**WRITTEN INSTRUCTION:** Restate each of the lines given below, word for word.

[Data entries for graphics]
◆ ◆ ◆

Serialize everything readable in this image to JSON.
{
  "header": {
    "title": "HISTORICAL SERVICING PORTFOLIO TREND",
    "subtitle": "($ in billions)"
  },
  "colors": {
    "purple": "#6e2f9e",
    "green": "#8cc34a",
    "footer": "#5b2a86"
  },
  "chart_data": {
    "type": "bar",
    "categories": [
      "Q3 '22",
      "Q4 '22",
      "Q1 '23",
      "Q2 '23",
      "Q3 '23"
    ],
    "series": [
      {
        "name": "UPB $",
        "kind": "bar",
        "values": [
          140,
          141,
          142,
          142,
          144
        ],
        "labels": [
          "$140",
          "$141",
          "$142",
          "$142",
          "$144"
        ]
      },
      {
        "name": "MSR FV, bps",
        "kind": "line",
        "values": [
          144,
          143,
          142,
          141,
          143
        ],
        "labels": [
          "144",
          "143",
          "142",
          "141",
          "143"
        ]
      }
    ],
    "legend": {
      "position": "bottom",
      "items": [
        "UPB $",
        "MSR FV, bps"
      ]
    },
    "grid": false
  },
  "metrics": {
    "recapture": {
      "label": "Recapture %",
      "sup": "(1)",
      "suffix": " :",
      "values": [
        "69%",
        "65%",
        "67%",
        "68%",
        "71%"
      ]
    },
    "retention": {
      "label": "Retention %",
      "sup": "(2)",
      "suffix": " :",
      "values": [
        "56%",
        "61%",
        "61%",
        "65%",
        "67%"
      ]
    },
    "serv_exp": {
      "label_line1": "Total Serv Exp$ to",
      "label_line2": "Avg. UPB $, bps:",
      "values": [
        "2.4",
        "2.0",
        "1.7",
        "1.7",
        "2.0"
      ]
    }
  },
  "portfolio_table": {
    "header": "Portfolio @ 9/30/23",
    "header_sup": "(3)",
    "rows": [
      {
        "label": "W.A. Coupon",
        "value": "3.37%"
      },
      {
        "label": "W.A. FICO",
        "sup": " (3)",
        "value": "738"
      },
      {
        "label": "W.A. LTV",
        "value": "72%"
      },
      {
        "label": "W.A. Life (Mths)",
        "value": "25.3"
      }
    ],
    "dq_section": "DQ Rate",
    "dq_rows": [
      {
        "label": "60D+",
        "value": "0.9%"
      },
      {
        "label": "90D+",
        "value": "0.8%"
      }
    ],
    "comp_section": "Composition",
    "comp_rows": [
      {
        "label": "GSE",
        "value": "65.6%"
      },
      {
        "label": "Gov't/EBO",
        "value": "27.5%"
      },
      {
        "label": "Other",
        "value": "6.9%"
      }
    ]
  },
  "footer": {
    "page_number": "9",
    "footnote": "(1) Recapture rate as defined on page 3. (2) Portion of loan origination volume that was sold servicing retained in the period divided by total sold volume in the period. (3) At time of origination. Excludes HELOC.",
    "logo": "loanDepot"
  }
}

◆ ◆ ◆

**FINISHED EXERCISE:**
Serialize everything readable in this image to JSON.
{
  "header": {
    "title": "HISTORICAL SERVICING PORTFOLIO TREND",
    "subtitle": "($ in billions)"
  },
  "colors": {
    "purple": "#6e2f9e",
    "green": "#8cc34a",
    "footer": "#5b2a86"
  },
  "chart_data": {
    "type": "bar",
    "categories": [
      "Q3 '22",
      "Q4 '22",
      "Q1 '23",
      "Q2 '23",
      "Q3 '23"
    ],
    "series": [
      {
        "name": "UPB $",
        "kind": "bar",
        "values": [
          140,
          141,
          142,
          142,
          144
        ],
        "labels": [
          "$140",
          "$141",
          "$142",
          "$142",
          "$144"
        ]
      },
      {
        "name": "MSR FV, bps",
        "kind": "line",
        "values": [
          144,
          143,
          142,
          141,
          143
        ],
        "labels": [
          "144",
          "143",
          "142",
          "141",
          "143"
        ]
      }
    ],
    "legend": {
      "position": "bottom",
      "items": [
        "UPB $",
        "MSR FV, bps"
      ]
    },
    "grid": false
  },
  "metrics": {
    "recapture": {
      "label": "Recapture %",
      "sup": "(1)",
      "suffix": " :",
      "values": [
        "69%",
        "65%",
        "67%",
        "68%",
        "71%"
      ]
    },
    "retention": {
      "label": "Retention %",
      "sup": "(2)",
      "suffix": " :",
      "values": [
        "56%",
        "61%",
        "61%",
        "65%",
        "67%"
      ]
    },
    "serv_exp": {
      "label_line1": "Total Serv Exp$ to",
      "label_line2": "Avg. UPB $, bps:",
      "values": [
        "2.4",
        "2.0",
        "1.7",
        "1.7",
        "2.0"
      ]
    }
  },
  "portfolio_table": {
    "header": "Portfolio @ 9/30/23",
    "header_sup": "(3)",
    "rows": [
      {
        "label": "W.A. Coupon",
        "value": "3.37%"
      },
      {
        "label": "W.A. FICO",
        "sup": " (3)",
        "value": "738"
      },
      {
        "label": "W.A. LTV",
        "value": "72%"
      },
      {
        "label": "W.A. Life (Mths)",
        "value": "25.3"
      }
    ],
    "dq_section": "DQ Rate",
    "dq_rows": [
      {
        "label": "60D+",
        "value": "0.9%"
      },
      {
        "label": "90D+",
        "value": "0.8%"
      }
    ],
    "comp_section": "Composition",
    "comp_rows": [
      {
        "label": "GSE",
        "value": "65.6%"
      },
      {
        "label": "Gov't/EBO",
        "value": "27.5%"
      },
      {
        "label": "Other",
        "value": "6.9%"
      }
    ]
  },
  "footer": {
    "page_number": "9",
    "footnote": "(1) Recapture rate as defined on page 3. (2) Portion of loan origination volume that was sold servicing retained in the period divided by total sold volume in the period. (3) At time of origination. Excludes HELOC.",
    "logo": "loanDepot"
  }
}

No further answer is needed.